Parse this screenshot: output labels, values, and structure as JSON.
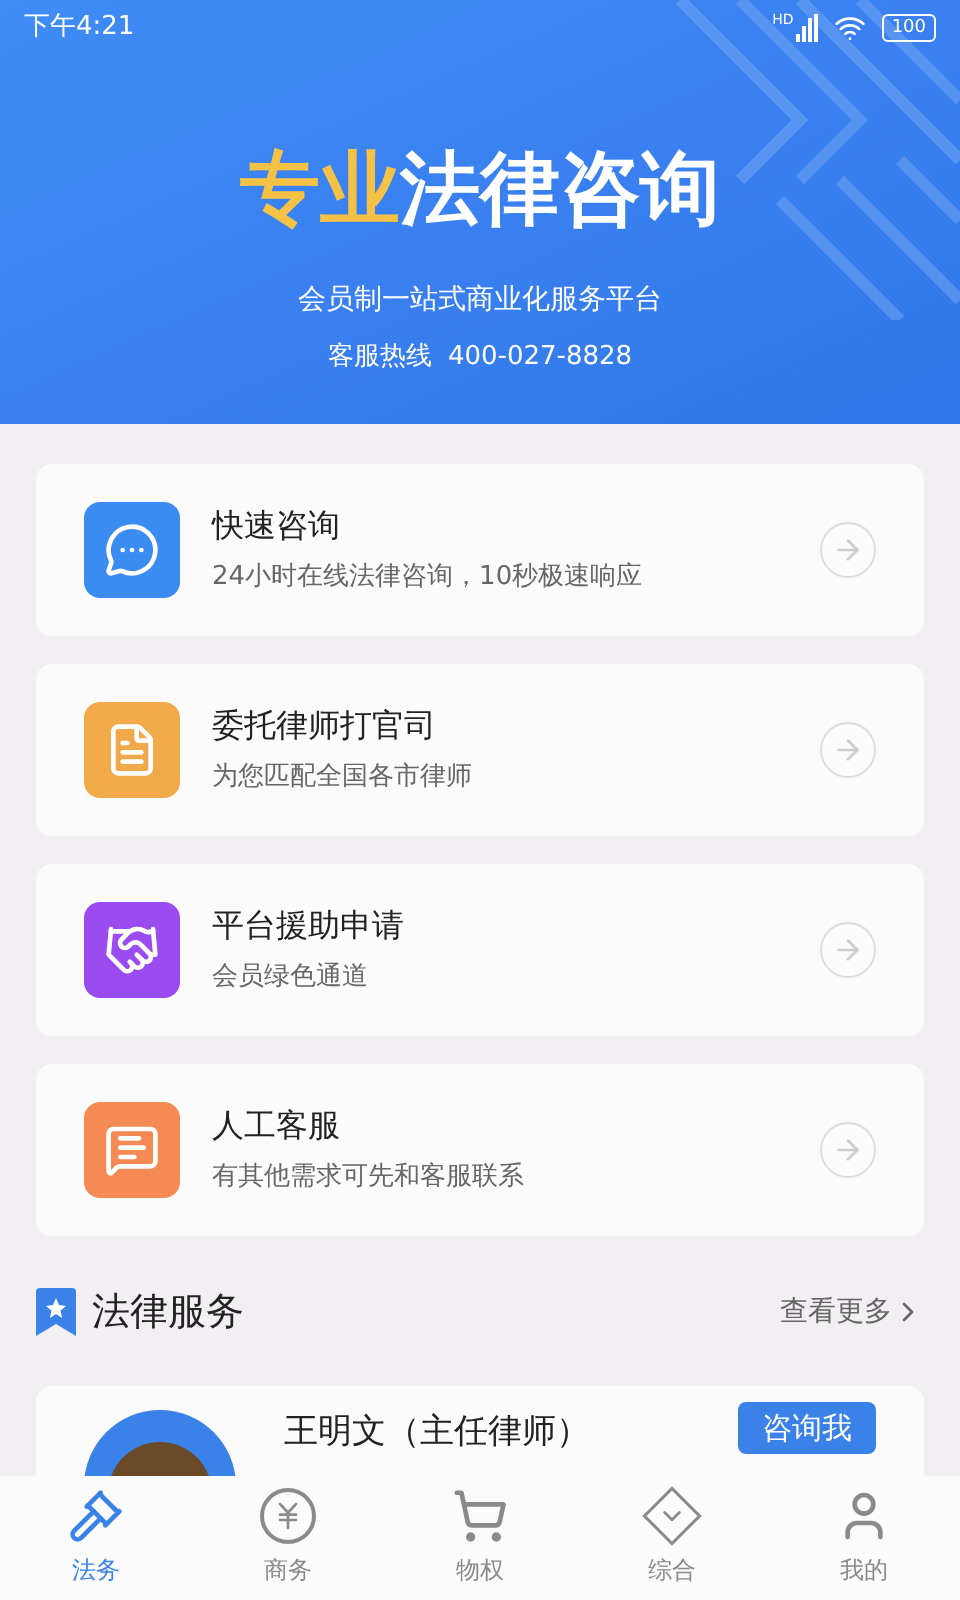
{
  "status_bar": {
    "time": "下午4:21",
    "network": "HD",
    "battery": "100"
  },
  "hero": {
    "title_highlight": "专业",
    "title": "法律咨询",
    "subtitle": "会员制一站式商业化服务平台",
    "hotline_label": "客服热线",
    "hotline": "400-027-8828"
  },
  "services": [
    {
      "kind": "chat",
      "title": "快速咨询",
      "subtitle": "24小时在线法律咨询，10秒极速响应",
      "color": "#3b8cf0"
    },
    {
      "kind": "document",
      "title": "委托律师打官司",
      "subtitle": "为您匹配全国各市律师",
      "color": "#f2a94a"
    },
    {
      "kind": "handshake",
      "title": "平台援助申请",
      "subtitle": "会员绿色通道",
      "color": "#9a4cf0"
    },
    {
      "kind": "service",
      "title": "人工客服",
      "subtitle": "有其他需求可先和客服联系",
      "color": "#f58a55"
    }
  ],
  "section": {
    "title": "法律服务",
    "more": "查看更多"
  },
  "lawyer": {
    "name": "王明文（主任律师）",
    "button": "咨询我"
  },
  "tabs": [
    {
      "kind": "gavel",
      "label": "法务",
      "selected": true
    },
    {
      "kind": "yen",
      "label": "商务",
      "selected": false
    },
    {
      "kind": "cart",
      "label": "物权",
      "selected": false
    },
    {
      "kind": "gem",
      "label": "综合",
      "selected": false
    },
    {
      "kind": "user",
      "label": "我的",
      "selected": false
    }
  ]
}
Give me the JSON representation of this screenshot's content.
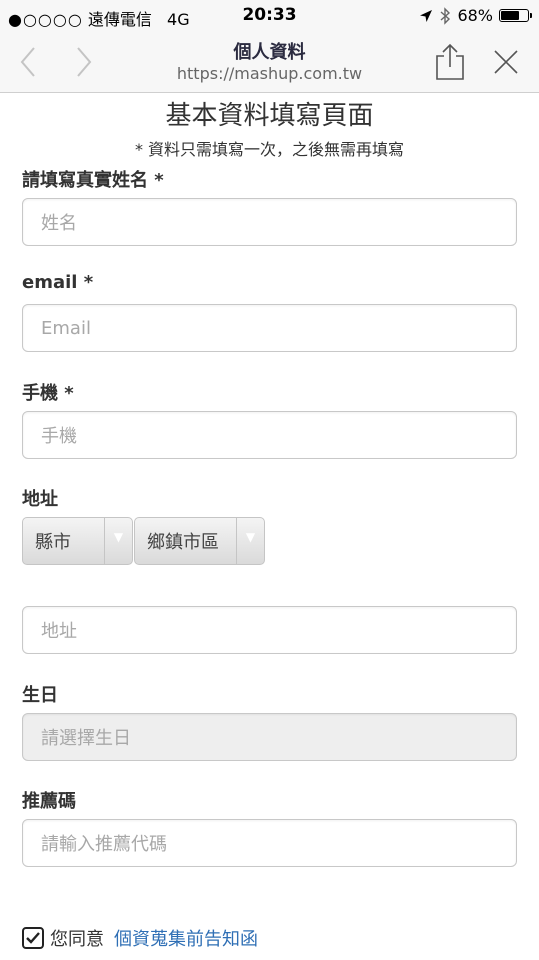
{
  "status_bar": {
    "carrier": "遠傳電信",
    "network": "4G",
    "time": "20:33",
    "battery": "68%",
    "battery_level": 0.68
  },
  "nav": {
    "title": "個人資料",
    "url": "https://mashup.com.tw"
  },
  "form": {
    "title": "基本資料填寫頁面",
    "note": "* 資料只需填寫一次，之後無需再填寫",
    "name_label": "請填寫真實姓名 *",
    "name_placeholder": "姓名",
    "email_label": "email *",
    "email_placeholder": "Email",
    "phone_label": "手機 *",
    "phone_placeholder": "手機",
    "address_label": "地址",
    "city_select": "縣市",
    "district_select": "鄉鎮市區",
    "address_placeholder": "地址",
    "birthday_label": "生日",
    "birthday_placeholder": "請選擇生日",
    "referral_label": "推薦碼",
    "referral_placeholder": "請輸入推薦代碼",
    "agree_text": "您同意",
    "agree_link": "個資蒐集前告知函",
    "agree_checked": true
  },
  "colors": {
    "link": "#2f6fb5",
    "bar_bg": "#f7f7f7"
  }
}
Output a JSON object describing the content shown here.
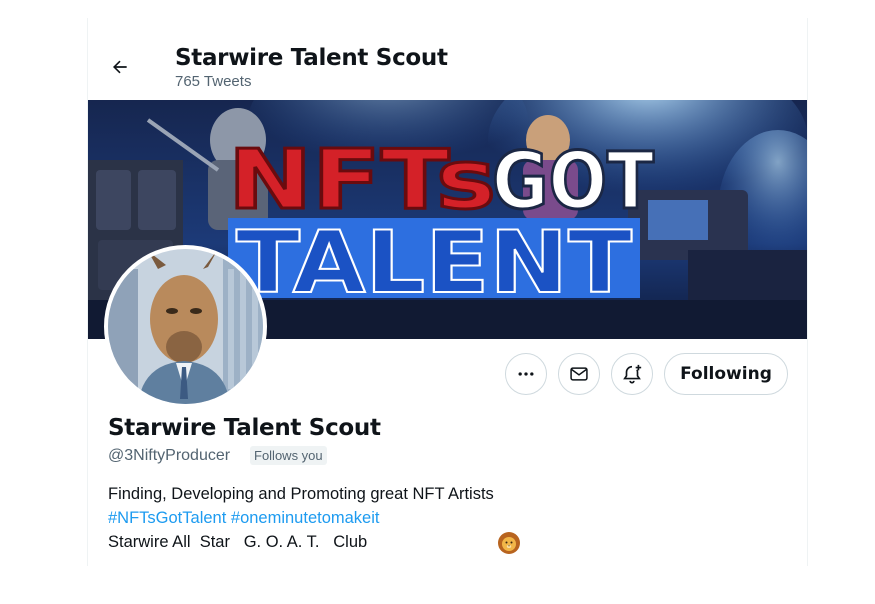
{
  "header": {
    "title": "Starwire Talent Scout",
    "tweet_count": "765 Tweets"
  },
  "banner": {
    "line1_red": "NFTs",
    "line1_white": "GOT",
    "line2": "TALENT"
  },
  "actions": {
    "more_icon": "more-icon",
    "message_icon": "envelope-icon",
    "notify_icon": "bell-plus-icon",
    "following_label": "Following"
  },
  "profile": {
    "name": "Starwire Talent Scout",
    "handle": "@3NiftyProducer",
    "follows_you": "Follows you",
    "bio": {
      "line1": "Finding, Developing and Promoting great NFT Artists",
      "hashtags": [
        "#NFTsGotTalent",
        "#oneminutetomakeit"
      ],
      "line3": "Starwire All  Star   G. O. A. T.   Club",
      "emoji": "lion-face-icon"
    }
  },
  "colors": {
    "accent": "#1d9bf0",
    "text": "#0f1419",
    "muted": "#536471",
    "banner_red": "#d42128",
    "banner_blue": "#2d6fe0"
  }
}
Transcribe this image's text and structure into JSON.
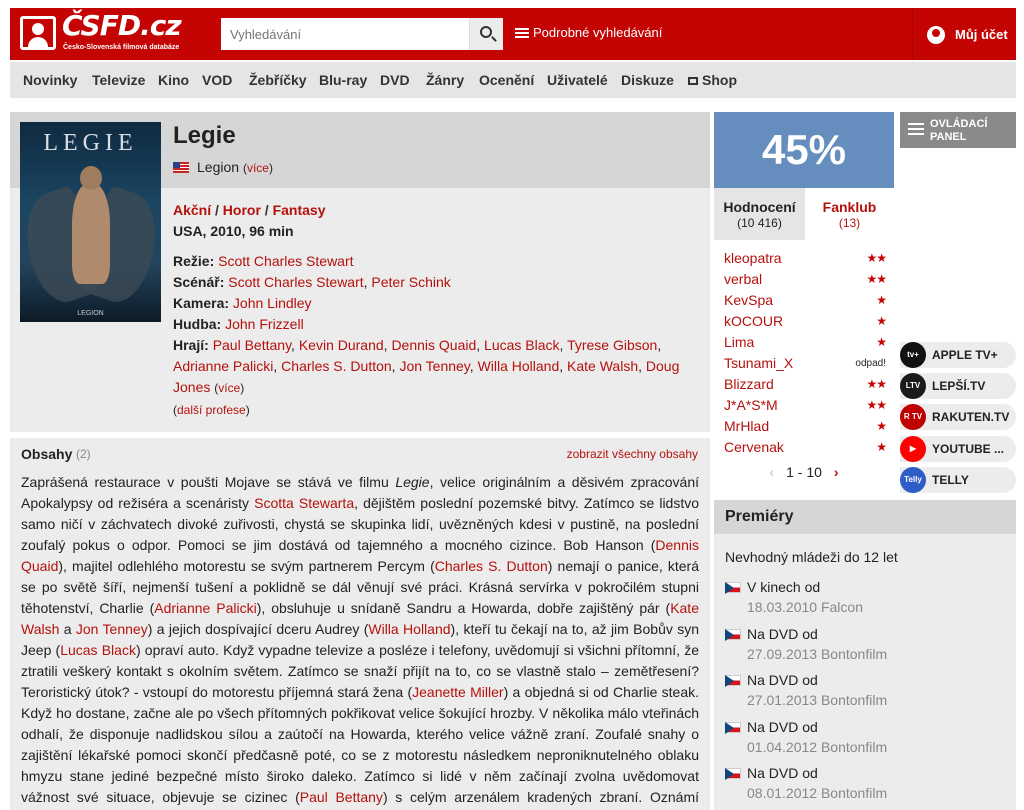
{
  "header": {
    "logo_text": "ČSFD.cz",
    "logo_tagline": "Česko-Slovenská filmová databáze",
    "search_placeholder": "Vyhledávání",
    "advanced_search": "Podrobné vyhledávání",
    "account": "Můj účet"
  },
  "nav": [
    "Novinky",
    "Televize",
    "Kino",
    "VOD",
    "Žebříčky",
    "Blu-ray",
    "DVD",
    "Žánry",
    "Ocenění",
    "Uživatelé",
    "Diskuze",
    "Shop"
  ],
  "film": {
    "poster_title": "LEGIE",
    "poster_subtitle": "LEGION",
    "title": "Legie",
    "original_title": "Legion",
    "more": "více",
    "genres": [
      "Akční",
      "Horor",
      "Fantasy"
    ],
    "origin": "USA, 2010, 96 min",
    "crew": {
      "directing_label": "Režie:",
      "directing": [
        "Scott Charles Stewart"
      ],
      "screenplay_label": "Scénář:",
      "screenplay": [
        "Scott Charles Stewart",
        "Peter Schink"
      ],
      "camera_label": "Kamera:",
      "camera": [
        "John Lindley"
      ],
      "music_label": "Hudba:",
      "music": [
        "John Frizzell"
      ],
      "cast_label": "Hrají:",
      "cast": [
        "Paul Bettany",
        "Kevin Durand",
        "Dennis Quaid",
        "Lucas Black",
        "Tyrese Gibson",
        "Adrianne Palicki",
        "Charles S. Dutton",
        "Jon Tenney",
        "Willa Holland",
        "Kate Walsh",
        "Doug Jones"
      ],
      "cast_more": "více",
      "more_professions": "další profese"
    }
  },
  "plot": {
    "title": "Obsahy",
    "count": "(2)",
    "show_all": "zobrazit všechny obsahy"
  },
  "rating": {
    "percent": "45%",
    "tab_ratings": "Hodnocení",
    "tab_ratings_count": "(10 416)",
    "tab_fanclub": "Fanklub",
    "tab_fanclub_count": "(13)",
    "raters": [
      {
        "name": "kleopatra",
        "stars": 2
      },
      {
        "name": "verbal",
        "stars": 2
      },
      {
        "name": "KevSpa",
        "stars": 1
      },
      {
        "name": "kOCOUR",
        "stars": 1
      },
      {
        "name": "Lima",
        "stars": 1
      },
      {
        "name": "Tsunami_X",
        "stars": 0,
        "text": "odpad!"
      },
      {
        "name": "Blizzard",
        "stars": 2
      },
      {
        "name": "J*A*S*M",
        "stars": 2
      },
      {
        "name": "MrHlad",
        "stars": 1
      },
      {
        "name": "Cervenak",
        "stars": 1
      }
    ],
    "pager": "1 - 10"
  },
  "control_panel": "OVLÁDACÍ PANEL",
  "vod": [
    {
      "name": "APPLE TV+",
      "logo": "tv+",
      "color": "#111111"
    },
    {
      "name": "LEPŠÍ.TV",
      "logo": "LTV",
      "color": "#1a1a1a"
    },
    {
      "name": "RAKUTEN.TV",
      "logo": "R TV",
      "color": "#bf0000"
    },
    {
      "name": "YOUTUBE ...",
      "logo": "▶",
      "color": "#ff0000"
    },
    {
      "name": "TELLY",
      "logo": "Telly",
      "color": "#2e5cc8"
    }
  ],
  "premieres": {
    "title": "Premiéry",
    "age": "Nevhodný mládeži do 12 let",
    "items": [
      {
        "type": "V kinech od",
        "date": "18.03.2010 Falcon"
      },
      {
        "type": "Na DVD od",
        "date": "27.09.2013 Bontonfilm"
      },
      {
        "type": "Na DVD od",
        "date": "27.01.2013 Bontonfilm"
      },
      {
        "type": "Na DVD od",
        "date": "01.04.2012 Bontonfilm"
      },
      {
        "type": "Na DVD od",
        "date": "08.01.2012 Bontonfilm"
      }
    ]
  },
  "plot_text": [
    "Zaprášená restaurace v poušti Mojave se stává ve filmu ",
    "Legie",
    ", velice originálním a děsivém zpracování Apokalypsy od režiséra a scenáristy ",
    "Scotta Stewarta",
    ", dějištěm poslední pozemské bitvy. Zatímco se lidstvo samo ničí v záchvatech divoké zuřivosti, chystá se skupinka lidí, uvězněných kdesi v pustině, na poslední zoufalý pokus o odpor. Pomoci se jim dostává od tajemného a mocného cizince. Bob Hanson (",
    "Dennis Quaid",
    "), majitel odlehlého motorestu se svým partnerem Percym (",
    "Charles S. Dutton",
    ") nemají o panice, která se po světě šíří, nejmenší tušení a poklidně se dál věnují své práci. Krásná servírka v pokročilém stupni těhotenství, Charlie (",
    "Adrianne Palicki",
    "), obsluhuje u snídaně Sandru a Howarda, dobře zajištěný pár (",
    "Kate Walsh",
    " a ",
    "Jon Tenney",
    ") a jejich dospívající dceru Audrey (",
    "Willa Holland",
    "), kteří tu čekají na to, až jim Bobův syn Jeep (",
    "Lucas Black",
    ") opraví auto. Když vypadne televize a posléze i telefony, uvědomují si všichni přítomní, že ztratili veškerý kontakt s okolním světem. Zatímco se snaží přijít na to, co se vlastně stalo – zemětřesení? Teroristický útok? - vstoupí do motorestu příjemná stará žena (",
    "Jeanette Miller",
    ") a objedná si od Charlie steak. Když ho dostane, začne ale po všech přítomných pokřikovat velice šokující hrozby. V několika málo vteřinách odhalí, že disponuje nadlidskou sílou a zaútočí na Howarda, kterého velice vážně zraní. Zoufalé snahy o zajištění lékařské pomoci skončí předčasně poté, co se z motorestu následkem neproniknutelného oblaku hmyzu stane jediné bezpečné místo široko daleko. Zatímco si lidé v něm začínají zvolna uvědomovat vážnost své situace, objevuje se cizinec (",
    "Paul Bettany",
    ") s celým arzenálem kradených zbraní. Oznámí Charlie, že její"
  ]
}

.....

--- GIVEN PROBLEM ---
Find each line holding the word "date" and copy it.

--- FULL ANSWER ---
        "date": "18.03.2010 Falcon"
        "date": "27.09.2013 Bontonfilm"
        "date": "27.01.2013 Bontonfilm"
        "date": "01.04.2012 Bontonfilm"
        "date": "08.01.2012 Bontonfilm"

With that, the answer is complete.